(begin)

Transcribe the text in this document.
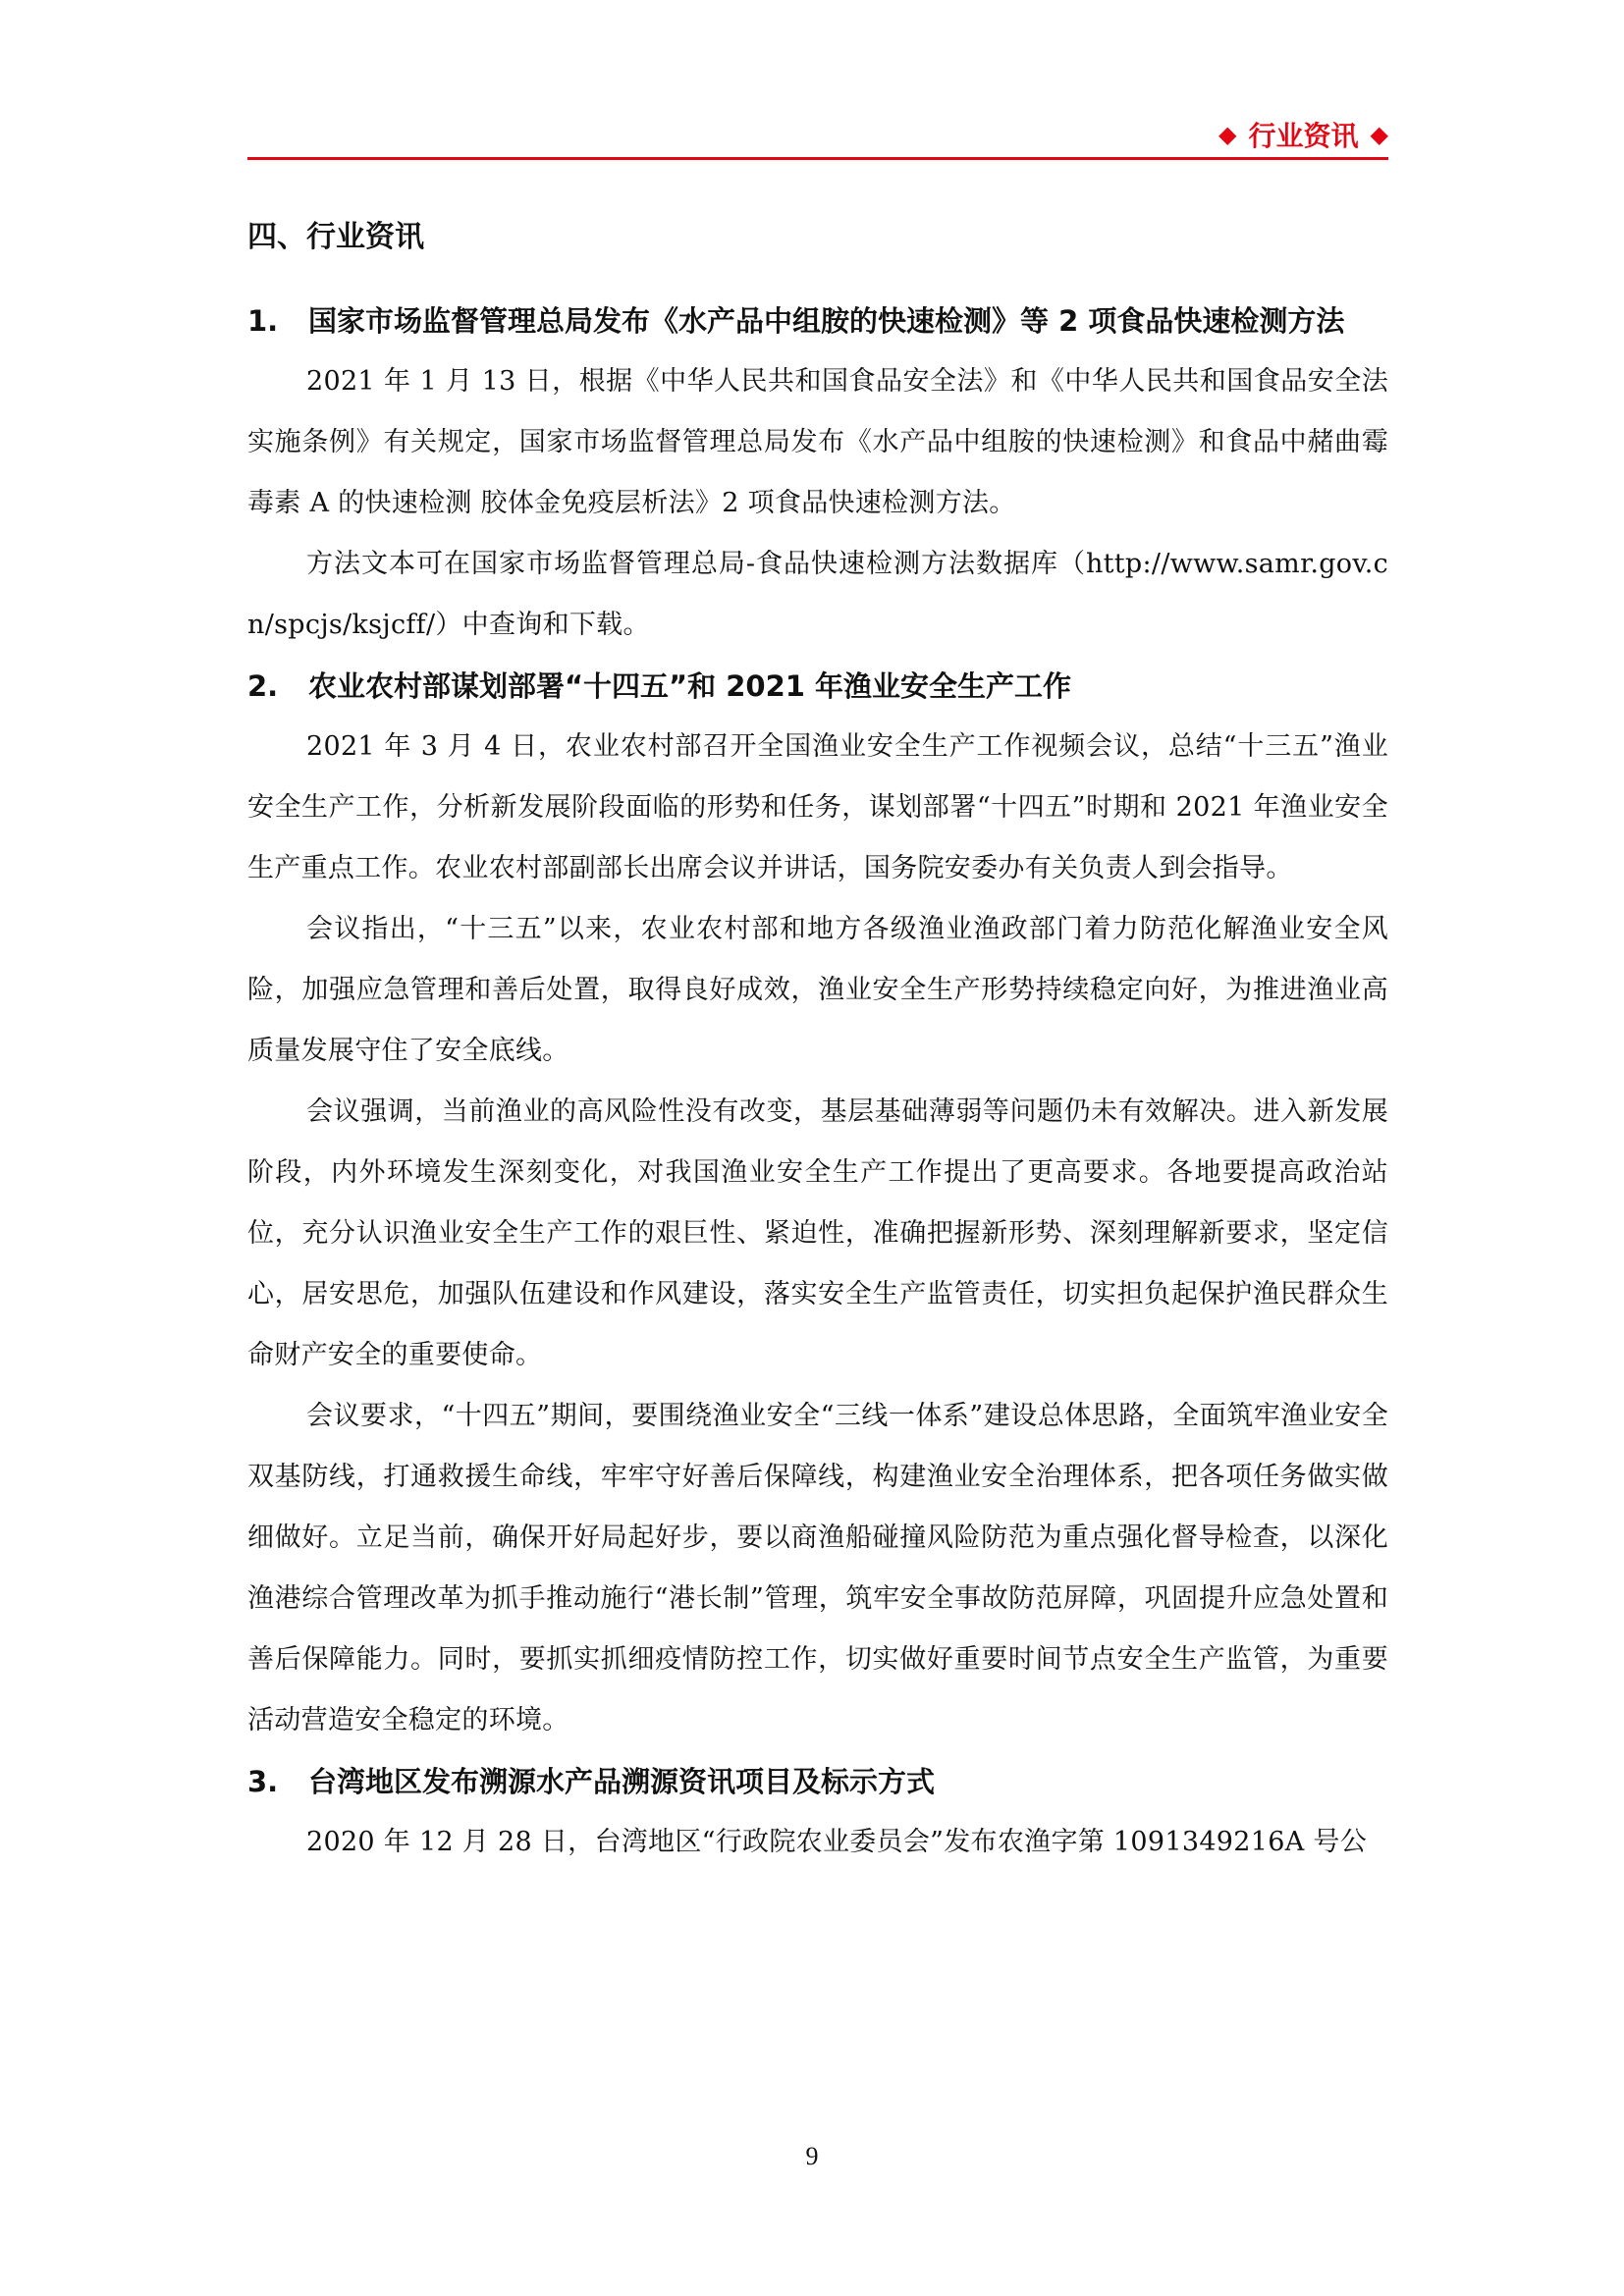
◆ 行业资讯 ◆
四、行业资讯
1.	国家市场监督管理总局发布《水产品中组胺的快速检测》等 2 项食品快速检测方法

2021 年 1 月 13 日，根据《中华人民共和国食品安全法》和《中华人民共和国食品安全法实施条例》有关规定，国家市场监督管理总局发布《水产品中组胺的快速检测》和食品中赭曲霉毒素 A 的快速检测 胶体金免疫层析法》2 项食品快速检测方法。

方法文本可在国家市场监督管理总局-食品快速检测方法数据库（http://www.samr.gov.cn/spcjs/ksjcff/）中查询和下载。

2.	农业农村部谋划部署“十四五”和 2021 年渔业安全生产工作

2021 年 3 月 4 日，农业农村部召开全国渔业安全生产工作视频会议，总结“十三五”渔业安全生产工作，分析新发展阶段面临的形势和任务，谋划部署“十四五”时期和 2021 年渔业安全生产重点工作。农业农村部副部长出席会议并讲话，国务院安委办有关负责人到会指导。

会议指出，“十三五”以来，农业农村部和地方各级渔业渔政部门着力防范化解渔业安全风险，加强应急管理和善后处置，取得良好成效，渔业安全生产形势持续稳定向好，为推进渔业高质量发展守住了安全底线。

会议强调，当前渔业的高风险性没有改变，基层基础薄弱等问题仍未有效解决。进入新发展阶段，内外环境发生深刻变化，对我国渔业安全生产工作提出了更高要求。各地要提高政治站位，充分认识渔业安全生产工作的艰巨性、紧迫性，准确把握新形势、深刻理解新要求，坚定信心，居安思危，加强队伍建设和作风建设，落实安全生产监管责任，切实担负起保护渔民群众生命财产安全的重要使命。

会议要求，“十四五”期间，要围绕渔业安全“三线一体系”建设总体思路，全面筑牢渔业安全双基防线，打通救援生命线，牢牢守好善后保障线，构建渔业安全治理体系，把各项任务做实做细做好。立足当前，确保开好局起好步，要以商渔船碰撞风险防范为重点强化督导检查，以深化渔港综合管理改革为抓手推动施行“港长制”管理，筑牢安全事故防范屏障，巩固提升应急处置和善后保障能力。同时，要抓实抓细疫情防控工作，切实做好重要时间节点安全生产监管，为重要活动营造安全稳定的环境。

3.	台湾地区发布溯源水产品溯源资讯项目及标示方式

2020 年 12 月 28 日，台湾地区“行政院农业委员会”发布农渔字第 1091349216A 号公

9
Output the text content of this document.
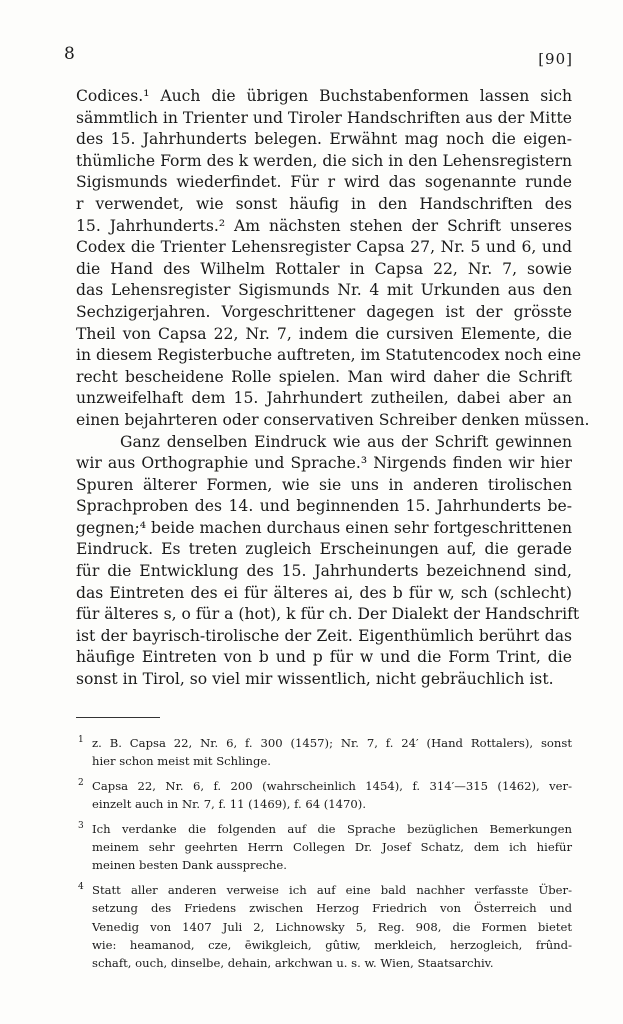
8	[90]
Codices.¹ Auch die übrigen Buchstabenformen lassen sich
sämmtlich in Trienter und Tiroler Handschriften aus der Mitte
des 15. Jahrhunderts belegen. Erwähnt mag noch die eigen-
thümliche Form des k werden, die sich in den Lehensregistern
Sigismunds wiederfindet. Für r wird das sogenannte runde
r verwendet, wie sonst häufig in den Handschriften des
15. Jahrhunderts.² Am nächsten stehen der Schrift unseres
Codex die Trienter Lehensregister Capsa 27, Nr. 5 und 6, und
die Hand des Wilhelm Rottaler in Capsa 22, Nr. 7, sowie
das Lehensregister Sigismunds Nr. 4 mit Urkunden aus den
Sechzigerjahren. Vorgeschrittener dagegen ist der grösste
Theil von Capsa 22, Nr. 7, indem die cursiven Elemente, die
in diesem Registerbuche auftreten, im Statutencodex noch eine
recht bescheidene Rolle spielen. Man wird daher die Schrift
unzweifelhaft dem 15. Jahrhundert zutheilen, dabei aber an
einen bejahrteren oder conservativen Schreiber denken müssen.
Ganz denselben Eindruck wie aus der Schrift gewinnen
wir aus Orthographie und Sprache.³ Nirgends finden wir hier
Spuren älterer Formen, wie sie uns in anderen tirolischen
Sprachproben des 14. und beginnenden 15. Jahrhunderts be-
gegnen;⁴ beide machen durchaus einen sehr fortgeschrittenen
Eindruck. Es treten zugleich Erscheinungen auf, die gerade
für die Entwicklung des 15. Jahrhunderts bezeichnend sind,
das Eintreten des ei für älteres ai, des b für w, sch (schlecht)
für älteres s, o für a (hot), k für ch. Der Dialekt der Handschrift
ist der bayrisch-tirolische der Zeit. Eigenthümlich berührt das
häufige Eintreten von b und p für w und die Form Trint, die
sonst in Tirol, so viel mir wissentlich, nicht gebräuchlich ist.
1 z. B. Capsa 22, Nr. 6, f. 300 (1457); Nr. 7, f. 24′ (Hand Rottalers), sonst
hier schon meist mit Schlinge.
2 Capsa 22, Nr. 6, f. 200 (wahrscheinlich 1454), f. 314′—315 (1462), ver-
einzelt auch in Nr. 7, f. 11 (1469), f. 64 (1470).
3 Ich verdanke die folgenden auf die Sprache bezüglichen Bemerkungen
meinem sehr geehrten Herrn Collegen Dr. Josef Schatz, dem ich hiefür
meinen besten Dank ausspreche.
4 Statt aller anderen verweise ich auf eine bald nachher verfasste Über-
setzung des Friedens zwischen Herzog Friedrich von Österreich und
Venedig von 1407 Juli 2, Lichnowsky 5, Reg. 908, die Formen bietet
wie: heamanod, cze, ēwikgleich, gûtiw, merkleich, herzogleich, frûnd-
schaft, ouch, dinselbe, dehain, arkchwan u. s. w. Wien, Staatsarchiv.
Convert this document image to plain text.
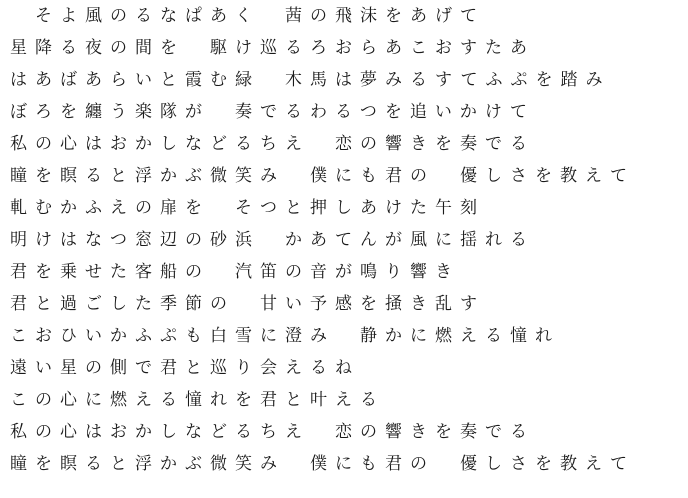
　そよ風のるなぱあく　茜の飛沫をあげて
星降る夜の間を　駆け巡るろおらあこおすたあ
はあばあらいと霞む緑　木馬は夢みるすてふぷを踏み
ぼろを纏う楽隊が　奏でるわるつを追いかけて
私の心はおかしなどるちえ　恋の響きを奏でる
瞳を瞑ると浮かぶ微笑み　僕にも君の　優しさを教えて
軋むかふえの扉を　そつと押しあけた午刻
明けはなつ窓辺の砂浜　かあてんが風に揺れる
君を乗せた客船の　汽笛の音が鳴り響き
君と過ごした季節の　甘い予感を掻き乱す
こおひいかふぷも白雪に澄み　静かに燃える憧れ
遠い星の側で君と巡り会えるね
この心に燃える憧れを君と叶える
私の心はおかしなどるちえ　恋の響きを奏でる
瞳を瞑ると浮かぶ微笑み　僕にも君の　優しさを教えて
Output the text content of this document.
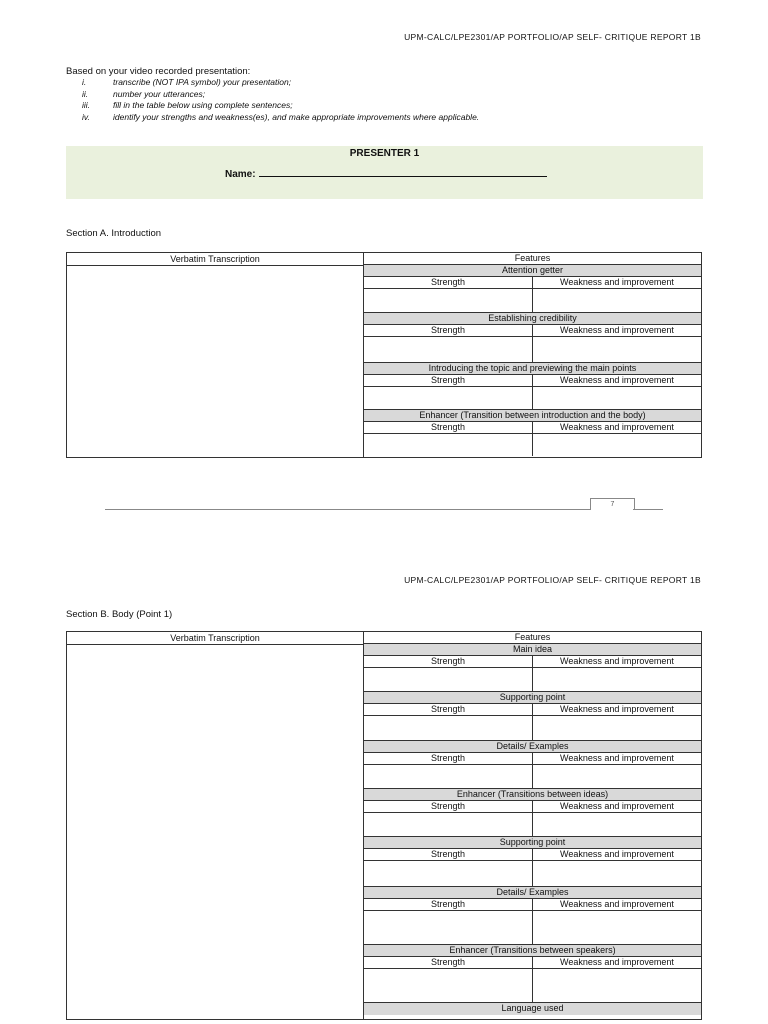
UPM-CALC/LPE2301/AP PORTFOLIO/AP SELF- CRITIQUE REPORT 1B
Based on your video recorded presentation:
i.	transcribe (NOT IPA symbol) your presentation;
ii.	number your utterances;
iii.	fill in the table below using complete sentences;
iv.	identify your strengths and weakness(es), and make appropriate improvements where applicable.
PRESENTER 1
Name:
Section A. Introduction
Verbatim Transcription	Features
Attention getter
Strength	Weakness and improvement
Establishing credibility
Strength	Weakness and improvement
Introducing the topic and previewing the main points
Strength	Weakness and improvement
Enhancer (Transition between introduction and the body)
Strength	Weakness and improvement
7
UPM-CALC/LPE2301/AP PORTFOLIO/AP SELF- CRITIQUE REPORT 1B
Section B. Body (Point 1)
Verbatim Transcription	Features
Main idea
Strength	Weakness and improvement
Supporting point
Strength	Weakness and improvement
Details/ Examples
Strength	Weakness and improvement
Enhancer (Transitions between ideas)
Strength	Weakness and improvement
Supporting point
Strength	Weakness and improvement
Details/ Examples
Strength	Weakness and improvement
Enhancer (Transitions between speakers)
Strength	Weakness and improvement
Language used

(end)

Look above for lines with the word "your" and copy them all.

Based on your video recorded presentation:
i.	transcribe (NOT IPA symbol) your presentation;
ii.	number your utterances;
iv.	identify your strengths and weakness(es), and make appropriate improvements where applicable.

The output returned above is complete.